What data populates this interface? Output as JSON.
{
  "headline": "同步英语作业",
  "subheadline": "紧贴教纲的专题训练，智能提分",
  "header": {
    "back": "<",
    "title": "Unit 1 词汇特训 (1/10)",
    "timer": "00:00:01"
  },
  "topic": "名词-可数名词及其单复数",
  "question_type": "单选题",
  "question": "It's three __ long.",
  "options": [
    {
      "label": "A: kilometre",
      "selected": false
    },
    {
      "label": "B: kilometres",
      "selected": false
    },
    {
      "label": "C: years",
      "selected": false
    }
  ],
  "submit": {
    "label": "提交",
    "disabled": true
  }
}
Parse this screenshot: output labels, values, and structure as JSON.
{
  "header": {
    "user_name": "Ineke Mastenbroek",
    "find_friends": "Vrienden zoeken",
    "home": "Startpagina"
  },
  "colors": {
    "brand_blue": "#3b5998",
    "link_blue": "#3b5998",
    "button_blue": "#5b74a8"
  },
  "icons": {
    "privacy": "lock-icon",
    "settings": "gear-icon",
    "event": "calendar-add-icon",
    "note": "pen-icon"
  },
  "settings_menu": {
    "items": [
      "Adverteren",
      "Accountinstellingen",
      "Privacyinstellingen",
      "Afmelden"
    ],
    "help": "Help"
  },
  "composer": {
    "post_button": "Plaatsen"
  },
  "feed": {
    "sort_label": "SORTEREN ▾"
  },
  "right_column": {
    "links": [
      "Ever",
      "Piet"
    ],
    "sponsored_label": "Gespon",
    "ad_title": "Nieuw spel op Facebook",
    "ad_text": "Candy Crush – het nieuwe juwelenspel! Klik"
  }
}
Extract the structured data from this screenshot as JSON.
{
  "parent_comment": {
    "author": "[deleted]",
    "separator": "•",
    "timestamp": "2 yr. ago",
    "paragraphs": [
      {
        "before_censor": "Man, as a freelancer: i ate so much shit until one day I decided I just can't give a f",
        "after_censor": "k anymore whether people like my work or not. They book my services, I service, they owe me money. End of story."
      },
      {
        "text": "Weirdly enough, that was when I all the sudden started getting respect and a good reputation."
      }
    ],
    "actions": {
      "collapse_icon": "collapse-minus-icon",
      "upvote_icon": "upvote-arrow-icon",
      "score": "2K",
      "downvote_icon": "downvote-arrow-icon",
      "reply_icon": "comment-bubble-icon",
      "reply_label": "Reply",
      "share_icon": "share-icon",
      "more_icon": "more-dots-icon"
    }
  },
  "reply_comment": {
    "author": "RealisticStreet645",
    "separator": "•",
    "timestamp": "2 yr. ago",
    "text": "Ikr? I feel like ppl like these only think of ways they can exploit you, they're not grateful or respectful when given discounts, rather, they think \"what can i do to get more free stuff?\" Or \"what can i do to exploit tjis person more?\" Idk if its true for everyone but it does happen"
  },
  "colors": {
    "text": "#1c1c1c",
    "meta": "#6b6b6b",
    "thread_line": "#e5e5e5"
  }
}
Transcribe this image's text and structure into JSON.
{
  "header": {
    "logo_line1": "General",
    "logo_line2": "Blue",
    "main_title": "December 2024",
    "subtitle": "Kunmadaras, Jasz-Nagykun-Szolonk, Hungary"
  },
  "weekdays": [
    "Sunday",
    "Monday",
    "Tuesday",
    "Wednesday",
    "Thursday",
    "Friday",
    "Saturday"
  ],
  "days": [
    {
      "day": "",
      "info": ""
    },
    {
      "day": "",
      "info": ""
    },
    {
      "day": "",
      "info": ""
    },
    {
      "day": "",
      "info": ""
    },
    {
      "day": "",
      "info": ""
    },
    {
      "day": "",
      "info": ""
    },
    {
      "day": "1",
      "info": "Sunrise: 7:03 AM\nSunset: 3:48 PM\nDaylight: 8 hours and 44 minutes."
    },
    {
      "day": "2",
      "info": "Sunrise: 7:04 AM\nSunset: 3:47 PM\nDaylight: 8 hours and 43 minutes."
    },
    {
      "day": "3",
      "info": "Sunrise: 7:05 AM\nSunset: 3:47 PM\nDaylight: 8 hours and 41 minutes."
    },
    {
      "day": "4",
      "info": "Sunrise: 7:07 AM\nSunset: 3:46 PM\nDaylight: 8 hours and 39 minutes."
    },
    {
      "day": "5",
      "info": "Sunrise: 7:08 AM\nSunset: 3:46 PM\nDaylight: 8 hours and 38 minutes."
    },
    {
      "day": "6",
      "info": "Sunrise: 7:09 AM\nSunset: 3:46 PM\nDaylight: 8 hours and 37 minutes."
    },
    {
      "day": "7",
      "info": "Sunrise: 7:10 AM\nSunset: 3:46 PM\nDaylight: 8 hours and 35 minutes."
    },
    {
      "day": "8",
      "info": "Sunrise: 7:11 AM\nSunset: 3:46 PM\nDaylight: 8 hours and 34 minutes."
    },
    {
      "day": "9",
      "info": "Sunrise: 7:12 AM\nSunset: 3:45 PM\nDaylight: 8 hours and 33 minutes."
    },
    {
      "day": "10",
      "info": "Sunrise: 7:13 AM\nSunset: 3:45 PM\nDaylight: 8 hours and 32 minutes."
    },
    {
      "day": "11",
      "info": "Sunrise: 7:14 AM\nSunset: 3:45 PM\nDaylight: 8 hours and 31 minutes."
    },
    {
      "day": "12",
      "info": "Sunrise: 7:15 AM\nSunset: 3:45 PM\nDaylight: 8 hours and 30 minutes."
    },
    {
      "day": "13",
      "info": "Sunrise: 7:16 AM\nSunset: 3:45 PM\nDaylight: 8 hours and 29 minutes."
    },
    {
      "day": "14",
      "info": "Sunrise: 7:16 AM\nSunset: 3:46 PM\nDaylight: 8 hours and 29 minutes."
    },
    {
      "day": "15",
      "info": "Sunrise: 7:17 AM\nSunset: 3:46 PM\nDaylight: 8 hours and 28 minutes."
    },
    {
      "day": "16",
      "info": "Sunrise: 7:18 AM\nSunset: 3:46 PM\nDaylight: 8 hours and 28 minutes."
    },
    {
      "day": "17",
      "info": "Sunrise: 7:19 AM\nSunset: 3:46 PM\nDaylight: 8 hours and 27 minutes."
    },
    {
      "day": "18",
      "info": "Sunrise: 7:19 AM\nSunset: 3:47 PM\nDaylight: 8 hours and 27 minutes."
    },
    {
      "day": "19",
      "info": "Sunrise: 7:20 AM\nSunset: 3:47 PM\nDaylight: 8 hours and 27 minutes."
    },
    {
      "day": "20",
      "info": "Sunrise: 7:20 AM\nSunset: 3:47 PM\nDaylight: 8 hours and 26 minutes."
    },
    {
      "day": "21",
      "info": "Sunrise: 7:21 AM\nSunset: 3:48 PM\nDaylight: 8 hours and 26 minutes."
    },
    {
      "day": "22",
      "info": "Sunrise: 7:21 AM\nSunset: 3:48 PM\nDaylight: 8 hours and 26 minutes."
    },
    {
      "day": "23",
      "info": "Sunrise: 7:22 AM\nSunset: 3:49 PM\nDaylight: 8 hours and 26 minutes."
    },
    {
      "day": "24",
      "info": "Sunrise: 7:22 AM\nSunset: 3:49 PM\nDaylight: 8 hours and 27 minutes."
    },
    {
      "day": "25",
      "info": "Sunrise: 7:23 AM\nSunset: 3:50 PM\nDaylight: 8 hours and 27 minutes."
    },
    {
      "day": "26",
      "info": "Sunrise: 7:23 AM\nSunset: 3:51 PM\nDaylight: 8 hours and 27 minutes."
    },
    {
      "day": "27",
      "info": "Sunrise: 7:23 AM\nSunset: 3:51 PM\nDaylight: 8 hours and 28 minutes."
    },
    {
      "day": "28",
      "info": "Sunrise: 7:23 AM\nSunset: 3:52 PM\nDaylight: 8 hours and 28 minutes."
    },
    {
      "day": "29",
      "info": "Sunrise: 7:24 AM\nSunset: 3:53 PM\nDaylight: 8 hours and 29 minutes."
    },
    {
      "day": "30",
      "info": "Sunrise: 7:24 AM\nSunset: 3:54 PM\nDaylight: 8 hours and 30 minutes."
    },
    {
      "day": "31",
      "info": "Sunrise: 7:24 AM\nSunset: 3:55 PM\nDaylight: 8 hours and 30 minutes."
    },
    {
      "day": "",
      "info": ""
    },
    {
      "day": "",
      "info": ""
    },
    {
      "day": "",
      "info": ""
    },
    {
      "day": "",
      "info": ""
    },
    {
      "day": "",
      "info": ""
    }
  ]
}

**REQUIREMENTS:**
Lines holding the word "data" in the entries above are the ones to pull out. Copy them all.

**FULL OUTPUT:**
What data populates this interface? Output as JSON.
Extract the structured data from this screenshot as JSON.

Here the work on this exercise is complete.